**STATED EXERCISE**
Please convert the lines below, from the line with "Give me the" up to and including the line with "485, 336, 494]", into a Markdown table with the columns Number and Text, skipping blank lines.
────────────────────────────────────────
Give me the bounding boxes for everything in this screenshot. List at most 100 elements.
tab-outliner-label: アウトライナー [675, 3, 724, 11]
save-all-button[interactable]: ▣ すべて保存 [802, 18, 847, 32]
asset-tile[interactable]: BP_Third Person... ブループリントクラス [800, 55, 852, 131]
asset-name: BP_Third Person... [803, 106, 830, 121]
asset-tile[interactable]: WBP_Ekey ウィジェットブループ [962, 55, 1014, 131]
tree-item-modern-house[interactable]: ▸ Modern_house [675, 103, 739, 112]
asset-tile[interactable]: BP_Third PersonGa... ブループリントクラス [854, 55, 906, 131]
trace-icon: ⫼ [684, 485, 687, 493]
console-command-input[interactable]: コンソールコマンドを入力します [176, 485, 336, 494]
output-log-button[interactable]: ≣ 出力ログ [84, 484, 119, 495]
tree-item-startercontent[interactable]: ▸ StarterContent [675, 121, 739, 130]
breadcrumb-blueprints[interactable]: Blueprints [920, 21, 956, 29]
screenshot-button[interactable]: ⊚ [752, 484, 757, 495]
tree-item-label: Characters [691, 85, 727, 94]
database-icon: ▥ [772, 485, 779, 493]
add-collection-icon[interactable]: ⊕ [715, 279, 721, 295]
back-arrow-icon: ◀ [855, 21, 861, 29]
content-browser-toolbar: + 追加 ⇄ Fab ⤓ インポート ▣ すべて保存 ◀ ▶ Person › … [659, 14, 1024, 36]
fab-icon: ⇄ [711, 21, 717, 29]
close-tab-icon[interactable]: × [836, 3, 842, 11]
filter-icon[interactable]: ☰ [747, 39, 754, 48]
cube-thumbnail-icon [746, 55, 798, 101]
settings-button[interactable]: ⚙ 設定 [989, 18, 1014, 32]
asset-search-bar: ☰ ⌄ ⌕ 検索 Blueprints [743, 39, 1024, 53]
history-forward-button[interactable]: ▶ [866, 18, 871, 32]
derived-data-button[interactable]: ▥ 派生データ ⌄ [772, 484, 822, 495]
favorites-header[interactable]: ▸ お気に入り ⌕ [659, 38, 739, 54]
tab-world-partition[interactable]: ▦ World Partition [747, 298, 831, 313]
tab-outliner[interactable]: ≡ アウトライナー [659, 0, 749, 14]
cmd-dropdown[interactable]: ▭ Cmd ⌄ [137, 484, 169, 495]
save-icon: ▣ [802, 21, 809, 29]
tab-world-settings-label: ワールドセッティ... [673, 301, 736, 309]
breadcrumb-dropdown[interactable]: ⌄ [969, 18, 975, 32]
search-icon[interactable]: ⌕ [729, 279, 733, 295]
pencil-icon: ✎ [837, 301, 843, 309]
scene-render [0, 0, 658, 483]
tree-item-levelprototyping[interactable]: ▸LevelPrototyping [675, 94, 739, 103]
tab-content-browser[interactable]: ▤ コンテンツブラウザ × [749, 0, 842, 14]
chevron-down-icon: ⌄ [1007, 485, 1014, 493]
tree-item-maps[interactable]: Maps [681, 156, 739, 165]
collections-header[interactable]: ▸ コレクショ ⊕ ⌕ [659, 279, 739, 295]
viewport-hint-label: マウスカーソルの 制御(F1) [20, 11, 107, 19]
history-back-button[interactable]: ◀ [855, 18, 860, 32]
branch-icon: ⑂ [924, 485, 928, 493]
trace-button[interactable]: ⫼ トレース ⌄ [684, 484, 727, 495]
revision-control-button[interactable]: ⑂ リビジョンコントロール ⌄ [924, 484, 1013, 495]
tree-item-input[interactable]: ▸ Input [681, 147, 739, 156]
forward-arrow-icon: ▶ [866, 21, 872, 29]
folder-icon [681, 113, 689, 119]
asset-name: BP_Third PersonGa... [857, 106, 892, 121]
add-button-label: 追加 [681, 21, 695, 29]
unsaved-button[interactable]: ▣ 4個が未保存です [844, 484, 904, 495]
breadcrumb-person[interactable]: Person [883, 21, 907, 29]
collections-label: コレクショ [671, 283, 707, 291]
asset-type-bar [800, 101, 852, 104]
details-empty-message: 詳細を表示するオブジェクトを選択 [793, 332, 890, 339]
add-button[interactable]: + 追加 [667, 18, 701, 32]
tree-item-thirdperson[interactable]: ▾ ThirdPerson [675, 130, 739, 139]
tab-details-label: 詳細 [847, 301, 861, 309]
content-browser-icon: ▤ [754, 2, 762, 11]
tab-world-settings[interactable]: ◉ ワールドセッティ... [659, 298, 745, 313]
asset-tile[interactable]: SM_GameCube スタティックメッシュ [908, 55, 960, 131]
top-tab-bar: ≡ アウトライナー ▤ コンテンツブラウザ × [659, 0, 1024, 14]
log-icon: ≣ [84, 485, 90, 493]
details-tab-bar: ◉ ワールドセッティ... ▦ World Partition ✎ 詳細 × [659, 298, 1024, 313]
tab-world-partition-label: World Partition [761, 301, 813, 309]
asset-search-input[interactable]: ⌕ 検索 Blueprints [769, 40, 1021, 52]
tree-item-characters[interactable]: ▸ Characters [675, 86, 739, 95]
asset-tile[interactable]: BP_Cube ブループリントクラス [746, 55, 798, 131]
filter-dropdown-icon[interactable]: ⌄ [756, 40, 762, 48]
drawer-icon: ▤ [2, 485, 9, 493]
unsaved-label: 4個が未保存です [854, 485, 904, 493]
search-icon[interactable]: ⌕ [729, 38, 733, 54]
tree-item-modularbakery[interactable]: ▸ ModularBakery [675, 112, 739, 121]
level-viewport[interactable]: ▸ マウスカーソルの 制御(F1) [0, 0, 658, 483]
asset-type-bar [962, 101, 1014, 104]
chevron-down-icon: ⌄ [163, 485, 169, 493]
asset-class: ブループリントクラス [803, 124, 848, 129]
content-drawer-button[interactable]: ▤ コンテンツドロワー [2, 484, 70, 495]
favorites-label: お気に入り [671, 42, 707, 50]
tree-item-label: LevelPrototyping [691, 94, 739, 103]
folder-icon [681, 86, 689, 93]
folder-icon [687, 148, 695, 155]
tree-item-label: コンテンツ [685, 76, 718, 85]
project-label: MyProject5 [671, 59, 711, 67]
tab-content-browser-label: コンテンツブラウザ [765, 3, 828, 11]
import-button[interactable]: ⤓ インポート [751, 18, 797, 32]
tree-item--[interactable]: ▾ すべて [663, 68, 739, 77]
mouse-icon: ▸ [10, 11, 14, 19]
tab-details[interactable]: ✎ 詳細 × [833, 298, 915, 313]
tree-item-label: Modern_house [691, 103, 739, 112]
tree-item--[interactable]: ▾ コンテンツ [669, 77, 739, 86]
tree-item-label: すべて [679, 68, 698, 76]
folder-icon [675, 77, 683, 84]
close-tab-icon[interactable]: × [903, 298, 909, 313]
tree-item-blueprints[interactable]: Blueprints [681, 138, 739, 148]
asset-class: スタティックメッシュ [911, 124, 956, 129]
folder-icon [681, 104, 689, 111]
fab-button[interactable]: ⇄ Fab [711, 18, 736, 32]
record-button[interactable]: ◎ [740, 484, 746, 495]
────────────────────────────────────────
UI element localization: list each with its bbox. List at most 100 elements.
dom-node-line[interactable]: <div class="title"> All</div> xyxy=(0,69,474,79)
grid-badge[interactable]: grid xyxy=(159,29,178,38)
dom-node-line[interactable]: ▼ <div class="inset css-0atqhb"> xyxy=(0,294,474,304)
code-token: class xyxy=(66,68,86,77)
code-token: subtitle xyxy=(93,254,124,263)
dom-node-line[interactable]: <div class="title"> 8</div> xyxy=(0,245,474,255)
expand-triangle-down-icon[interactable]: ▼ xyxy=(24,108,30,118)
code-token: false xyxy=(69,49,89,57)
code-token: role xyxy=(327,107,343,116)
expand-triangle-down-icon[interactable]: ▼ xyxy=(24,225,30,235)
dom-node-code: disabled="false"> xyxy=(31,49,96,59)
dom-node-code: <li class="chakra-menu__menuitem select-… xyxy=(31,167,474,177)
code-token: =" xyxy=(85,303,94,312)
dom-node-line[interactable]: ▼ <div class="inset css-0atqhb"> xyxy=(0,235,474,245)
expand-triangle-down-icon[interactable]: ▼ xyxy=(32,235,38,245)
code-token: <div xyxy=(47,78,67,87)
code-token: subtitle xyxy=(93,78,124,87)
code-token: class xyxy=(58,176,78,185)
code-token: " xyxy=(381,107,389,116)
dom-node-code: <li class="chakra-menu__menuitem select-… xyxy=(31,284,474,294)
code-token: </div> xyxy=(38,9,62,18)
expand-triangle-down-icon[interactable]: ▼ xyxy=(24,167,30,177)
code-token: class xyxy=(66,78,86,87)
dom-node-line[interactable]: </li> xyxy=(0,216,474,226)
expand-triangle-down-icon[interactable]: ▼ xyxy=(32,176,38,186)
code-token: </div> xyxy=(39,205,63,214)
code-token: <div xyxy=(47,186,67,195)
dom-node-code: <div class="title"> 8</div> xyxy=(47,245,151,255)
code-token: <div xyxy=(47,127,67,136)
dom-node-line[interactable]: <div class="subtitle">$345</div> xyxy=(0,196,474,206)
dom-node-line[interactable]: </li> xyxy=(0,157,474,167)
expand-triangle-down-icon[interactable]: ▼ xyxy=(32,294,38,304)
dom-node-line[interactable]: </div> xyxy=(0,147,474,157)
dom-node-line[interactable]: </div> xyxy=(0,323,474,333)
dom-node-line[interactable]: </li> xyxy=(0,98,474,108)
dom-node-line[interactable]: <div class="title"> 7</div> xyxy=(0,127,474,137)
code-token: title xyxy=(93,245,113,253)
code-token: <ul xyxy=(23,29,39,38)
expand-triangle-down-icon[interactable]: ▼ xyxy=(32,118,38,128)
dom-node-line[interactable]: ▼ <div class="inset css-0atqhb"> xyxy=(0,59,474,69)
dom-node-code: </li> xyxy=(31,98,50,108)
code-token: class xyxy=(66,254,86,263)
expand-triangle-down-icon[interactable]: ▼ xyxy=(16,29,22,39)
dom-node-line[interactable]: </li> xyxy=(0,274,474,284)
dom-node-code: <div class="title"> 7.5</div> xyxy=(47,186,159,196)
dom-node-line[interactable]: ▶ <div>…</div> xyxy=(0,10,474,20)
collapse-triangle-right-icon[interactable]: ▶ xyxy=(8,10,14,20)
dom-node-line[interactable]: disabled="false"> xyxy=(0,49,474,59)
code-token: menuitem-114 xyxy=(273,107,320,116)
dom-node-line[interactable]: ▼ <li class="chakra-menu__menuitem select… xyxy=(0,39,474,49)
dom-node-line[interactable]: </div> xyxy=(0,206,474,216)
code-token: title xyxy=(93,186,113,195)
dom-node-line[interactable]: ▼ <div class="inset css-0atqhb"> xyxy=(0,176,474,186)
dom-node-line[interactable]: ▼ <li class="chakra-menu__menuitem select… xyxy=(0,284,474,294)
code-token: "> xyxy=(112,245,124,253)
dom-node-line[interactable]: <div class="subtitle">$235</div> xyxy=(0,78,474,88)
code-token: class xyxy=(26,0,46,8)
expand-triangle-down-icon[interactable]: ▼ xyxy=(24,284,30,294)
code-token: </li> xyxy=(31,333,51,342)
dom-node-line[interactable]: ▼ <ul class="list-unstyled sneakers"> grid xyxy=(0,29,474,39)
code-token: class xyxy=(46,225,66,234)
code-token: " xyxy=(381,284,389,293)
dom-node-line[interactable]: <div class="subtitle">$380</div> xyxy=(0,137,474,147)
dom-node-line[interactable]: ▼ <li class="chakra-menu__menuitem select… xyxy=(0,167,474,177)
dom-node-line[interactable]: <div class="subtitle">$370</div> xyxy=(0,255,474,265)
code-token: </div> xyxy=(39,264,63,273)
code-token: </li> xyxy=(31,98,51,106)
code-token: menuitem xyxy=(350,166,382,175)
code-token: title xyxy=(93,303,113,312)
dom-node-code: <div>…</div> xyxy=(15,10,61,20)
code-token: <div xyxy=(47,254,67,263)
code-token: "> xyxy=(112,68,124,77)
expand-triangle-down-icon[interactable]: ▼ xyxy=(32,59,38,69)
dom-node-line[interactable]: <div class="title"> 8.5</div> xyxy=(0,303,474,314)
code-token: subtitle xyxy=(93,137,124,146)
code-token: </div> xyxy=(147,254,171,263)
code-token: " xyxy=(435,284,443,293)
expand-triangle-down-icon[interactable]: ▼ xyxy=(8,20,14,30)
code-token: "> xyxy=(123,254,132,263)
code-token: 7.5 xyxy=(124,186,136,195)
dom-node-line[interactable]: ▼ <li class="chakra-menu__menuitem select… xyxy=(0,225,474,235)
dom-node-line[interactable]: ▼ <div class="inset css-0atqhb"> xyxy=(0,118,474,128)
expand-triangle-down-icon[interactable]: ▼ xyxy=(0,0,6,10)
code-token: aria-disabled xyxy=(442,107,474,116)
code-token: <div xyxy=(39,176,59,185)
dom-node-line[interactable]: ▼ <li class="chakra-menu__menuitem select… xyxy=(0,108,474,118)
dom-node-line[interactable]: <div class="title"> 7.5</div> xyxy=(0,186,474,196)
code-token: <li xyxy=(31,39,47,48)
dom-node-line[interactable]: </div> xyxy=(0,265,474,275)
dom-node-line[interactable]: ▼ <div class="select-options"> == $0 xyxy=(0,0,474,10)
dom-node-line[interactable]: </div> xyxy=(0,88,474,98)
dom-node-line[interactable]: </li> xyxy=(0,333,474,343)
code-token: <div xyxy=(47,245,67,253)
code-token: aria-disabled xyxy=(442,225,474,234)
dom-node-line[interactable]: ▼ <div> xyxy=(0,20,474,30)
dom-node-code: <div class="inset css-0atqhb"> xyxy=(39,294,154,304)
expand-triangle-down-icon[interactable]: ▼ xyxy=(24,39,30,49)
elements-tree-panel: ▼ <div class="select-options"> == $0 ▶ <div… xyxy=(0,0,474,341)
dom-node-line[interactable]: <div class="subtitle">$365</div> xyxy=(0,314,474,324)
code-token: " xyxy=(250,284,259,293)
────────────────────────────────────────
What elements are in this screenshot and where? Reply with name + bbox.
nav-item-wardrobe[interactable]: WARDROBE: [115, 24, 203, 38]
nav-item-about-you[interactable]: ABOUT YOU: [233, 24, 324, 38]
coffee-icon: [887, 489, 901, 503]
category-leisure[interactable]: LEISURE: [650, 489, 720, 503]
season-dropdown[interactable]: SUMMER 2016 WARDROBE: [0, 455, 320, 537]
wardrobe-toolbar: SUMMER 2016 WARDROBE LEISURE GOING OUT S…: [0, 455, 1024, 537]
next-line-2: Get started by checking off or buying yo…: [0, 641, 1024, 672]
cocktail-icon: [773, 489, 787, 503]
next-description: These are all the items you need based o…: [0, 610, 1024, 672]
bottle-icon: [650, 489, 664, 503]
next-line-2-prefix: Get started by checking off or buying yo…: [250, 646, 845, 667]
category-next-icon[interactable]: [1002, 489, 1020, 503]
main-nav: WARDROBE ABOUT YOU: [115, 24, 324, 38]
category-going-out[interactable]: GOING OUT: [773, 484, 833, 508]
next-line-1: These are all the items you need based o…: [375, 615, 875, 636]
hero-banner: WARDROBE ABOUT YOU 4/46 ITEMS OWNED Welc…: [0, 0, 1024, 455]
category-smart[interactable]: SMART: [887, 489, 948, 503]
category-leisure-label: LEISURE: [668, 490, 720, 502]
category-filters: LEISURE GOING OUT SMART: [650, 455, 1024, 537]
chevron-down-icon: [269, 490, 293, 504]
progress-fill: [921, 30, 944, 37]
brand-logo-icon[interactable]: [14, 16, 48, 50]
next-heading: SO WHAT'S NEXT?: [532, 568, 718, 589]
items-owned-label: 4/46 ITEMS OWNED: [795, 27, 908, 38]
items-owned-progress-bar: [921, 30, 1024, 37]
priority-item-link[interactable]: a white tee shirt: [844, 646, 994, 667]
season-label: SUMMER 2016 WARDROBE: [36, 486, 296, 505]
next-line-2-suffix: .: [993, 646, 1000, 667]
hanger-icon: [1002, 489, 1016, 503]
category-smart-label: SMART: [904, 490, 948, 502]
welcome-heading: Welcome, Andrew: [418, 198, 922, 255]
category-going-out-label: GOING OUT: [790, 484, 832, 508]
────────────────────────────────────────
**RIGHT ANSWER**
| Number | Text |
|---|---|
| 1 | Give me the bounding boxes for everything in this screenshot. List at most 100 elements. |
| 2 | tab-outliner-label: アウトライナー [675, 3, 724, 11] |
| 3 | save-all-button[interactable]: ▣ すべて保存 [802, 18, 847, 32] |
| 4 | asset-tile[interactable]: BP_Third Person... ブループリントクラス [800, 55, 852, 131] |
| 5 | asset-name: BP_Third Person... [803, 106, 830, 121] |
| 6 | asset-tile[interactable]: WBP_Ekey ウィジェットブループ [962, 55, 1014, 131] |
| 7 | tree-item-modern-house[interactable]: ▸ Modern_house [675, 103, 739, 112] |
| 8 | asset-tile[interactable]: BP_Third PersonGa... ブループリントクラス [854, 55, 906, 131] |
| 9 | trace-icon: ⫼ [684, 485, 687, 493] |
| 10 | console-command-input[interactable]: コンソールコマンドを入力します [176, 485, 336, 494] |